■ **WRITTEN INSTRUCTION**:
Duplicate every line of the listing below, starting at the line that contains "List UI elements" and running down through the line that contains "hex-facet-front bbox=[329, 361, 358, 378]", both included. Leave the pictures out of your copy.

■ **DATASET ENTRIES**:
** start **

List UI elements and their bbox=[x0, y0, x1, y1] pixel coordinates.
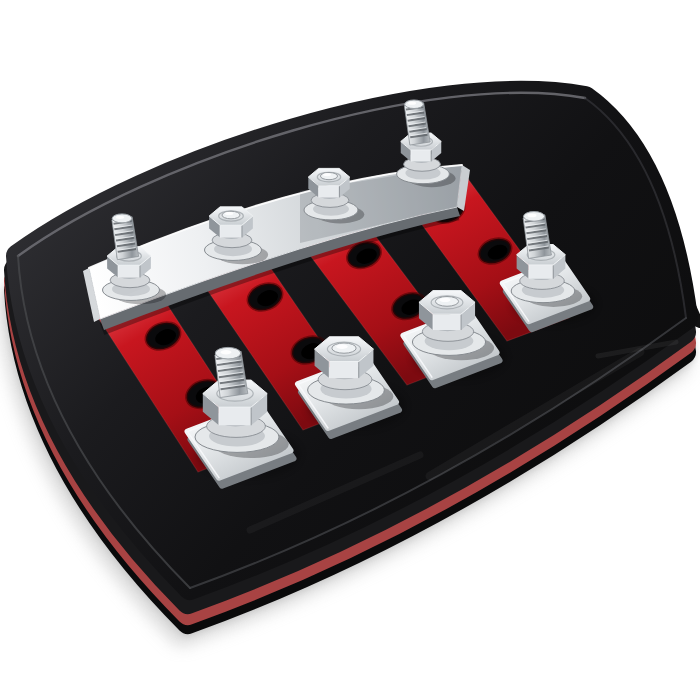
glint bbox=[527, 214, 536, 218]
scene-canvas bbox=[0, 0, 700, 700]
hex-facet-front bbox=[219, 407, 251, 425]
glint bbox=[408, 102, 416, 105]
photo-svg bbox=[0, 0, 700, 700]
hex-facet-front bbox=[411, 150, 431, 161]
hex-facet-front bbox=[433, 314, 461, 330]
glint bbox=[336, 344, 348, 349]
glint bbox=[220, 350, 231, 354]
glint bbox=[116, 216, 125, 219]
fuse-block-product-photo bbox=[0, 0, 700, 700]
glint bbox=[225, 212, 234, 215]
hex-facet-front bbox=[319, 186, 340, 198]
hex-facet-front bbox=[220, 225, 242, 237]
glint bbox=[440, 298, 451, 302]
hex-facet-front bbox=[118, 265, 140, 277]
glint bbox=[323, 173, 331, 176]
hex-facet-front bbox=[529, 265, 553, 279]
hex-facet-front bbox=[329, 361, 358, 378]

** end **
** start **

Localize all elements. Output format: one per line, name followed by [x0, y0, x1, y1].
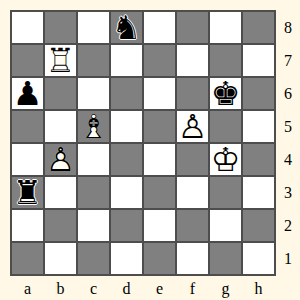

** end **

■ **REPLY**:
List UI elements and their bbox=[x0, y0, x1, y1] pixel coordinates.
glint bbox=[527, 214, 536, 218]
scene-canvas bbox=[0, 0, 700, 700]
hex-facet-front bbox=[219, 407, 251, 425]
glint bbox=[408, 102, 416, 105]
photo-svg bbox=[0, 0, 700, 700]
hex-facet-front bbox=[411, 150, 431, 161]
hex-facet-front bbox=[433, 314, 461, 330]
glint bbox=[336, 344, 348, 349]
glint bbox=[220, 350, 231, 354]
glint bbox=[116, 216, 125, 219]
fuse-block-product-photo bbox=[0, 0, 700, 700]
glint bbox=[225, 212, 234, 215]
hex-facet-front bbox=[319, 186, 340, 198]
hex-facet-front bbox=[220, 225, 242, 237]
glint bbox=[440, 298, 451, 302]
hex-facet-front bbox=[118, 265, 140, 277]
glint bbox=[323, 173, 331, 176]
hex-facet-front bbox=[529, 265, 553, 279]
hex-facet-front bbox=[329, 361, 358, 378]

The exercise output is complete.